[Dataset rows]
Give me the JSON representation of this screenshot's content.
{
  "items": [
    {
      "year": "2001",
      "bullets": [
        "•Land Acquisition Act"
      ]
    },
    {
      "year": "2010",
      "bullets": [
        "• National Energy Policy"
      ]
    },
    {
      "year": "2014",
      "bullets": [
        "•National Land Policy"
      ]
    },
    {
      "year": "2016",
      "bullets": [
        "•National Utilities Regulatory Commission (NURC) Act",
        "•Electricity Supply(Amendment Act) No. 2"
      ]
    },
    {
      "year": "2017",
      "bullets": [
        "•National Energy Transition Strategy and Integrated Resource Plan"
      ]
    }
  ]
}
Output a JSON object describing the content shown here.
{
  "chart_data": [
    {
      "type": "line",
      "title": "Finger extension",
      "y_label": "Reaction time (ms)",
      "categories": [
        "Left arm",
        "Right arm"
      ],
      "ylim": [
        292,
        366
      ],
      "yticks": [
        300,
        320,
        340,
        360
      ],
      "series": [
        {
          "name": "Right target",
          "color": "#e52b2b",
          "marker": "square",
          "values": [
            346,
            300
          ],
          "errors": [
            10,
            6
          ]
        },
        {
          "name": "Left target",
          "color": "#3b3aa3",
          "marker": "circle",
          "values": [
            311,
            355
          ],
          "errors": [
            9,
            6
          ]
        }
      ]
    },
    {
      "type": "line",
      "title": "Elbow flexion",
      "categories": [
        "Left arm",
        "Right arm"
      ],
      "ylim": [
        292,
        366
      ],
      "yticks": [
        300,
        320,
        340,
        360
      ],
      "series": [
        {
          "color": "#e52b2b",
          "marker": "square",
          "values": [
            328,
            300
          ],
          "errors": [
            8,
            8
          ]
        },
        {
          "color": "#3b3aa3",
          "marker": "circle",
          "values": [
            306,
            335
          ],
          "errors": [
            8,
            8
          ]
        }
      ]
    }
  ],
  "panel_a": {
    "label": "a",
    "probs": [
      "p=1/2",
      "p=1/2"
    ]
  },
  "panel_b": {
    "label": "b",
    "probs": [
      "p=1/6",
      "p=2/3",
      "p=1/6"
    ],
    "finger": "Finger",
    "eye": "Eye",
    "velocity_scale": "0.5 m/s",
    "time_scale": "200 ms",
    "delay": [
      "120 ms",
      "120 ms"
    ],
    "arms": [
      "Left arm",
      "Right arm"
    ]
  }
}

**PROBLEM STATEMENT:** Reproduce the data in its entirety, matching each character.

**FULL SOLUTION:**
Give me the JSON representation of this screenshot's content.
{
  "items": [
    {
      "year": "2001",
      "bullets": [
        "•Land Acquisition Act"
      ]
    },
    {
      "year": "2010",
      "bullets": [
        "• National Energy Policy"
      ]
    },
    {
      "year": "2014",
      "bullets": [
        "•National Land Policy"
      ]
    },
    {
      "year": "2016",
      "bullets": [
        "•National Utilities Regulatory Commission (NURC) Act",
        "•Electricity Supply(Amendment Act) No. 2"
      ]
    },
    {
      "year": "2017",
      "bullets": [
        "•National Energy Transition Strategy and Integrated Resource Plan"
      ]
    }
  ]
}
Output a JSON object describing the content shown here.
{
  "chart_data": [
    {
      "type": "line",
      "title": "Finger extension",
      "y_label": "Reaction time (ms)",
      "categories": [
        "Left arm",
        "Right arm"
      ],
      "ylim": [
        292,
        366
      ],
      "yticks": [
        300,
        320,
        340,
        360
      ],
      "series": [
        {
          "name": "Right target",
          "color": "#e52b2b",
          "marker": "square",
          "values": [
            346,
            300
          ],
          "errors": [
            10,
            6
          ]
        },
        {
          "name": "Left target",
          "color": "#3b3aa3",
          "marker": "circle",
          "values": [
            311,
            355
          ],
          "errors": [
            9,
            6
          ]
        }
      ]
    },
    {
      "type": "line",
      "title": "Elbow flexion",
      "categories": [
        "Left arm",
        "Right arm"
      ],
      "ylim": [
        292,
        366
      ],
      "yticks": [
        300,
        320,
        340,
        360
      ],
      "series": [
        {
          "color": "#e52b2b",
          "marker": "square",
          "values": [
            328,
            300
          ],
          "errors": [
            8,
            8
          ]
        },
        {
          "color": "#3b3aa3",
          "marker": "circle",
          "values": [
            306,
            335
          ],
          "errors": [
            8,
            8
          ]
        }
      ]
    }
  ],
  "panel_a": {
    "label": "a",
    "probs": [
      "p=1/2",
      "p=1/2"
    ]
  },
  "panel_b": {
    "label": "b",
    "probs": [
      "p=1/6",
      "p=2/3",
      "p=1/6"
    ],
    "finger": "Finger",
    "eye": "Eye",
    "velocity_scale": "0.5 m/s",
    "time_scale": "200 ms",
    "delay": [
      "120 ms",
      "120 ms"
    ],
    "arms": [
      "Left arm",
      "Right arm"
    ]
  }
}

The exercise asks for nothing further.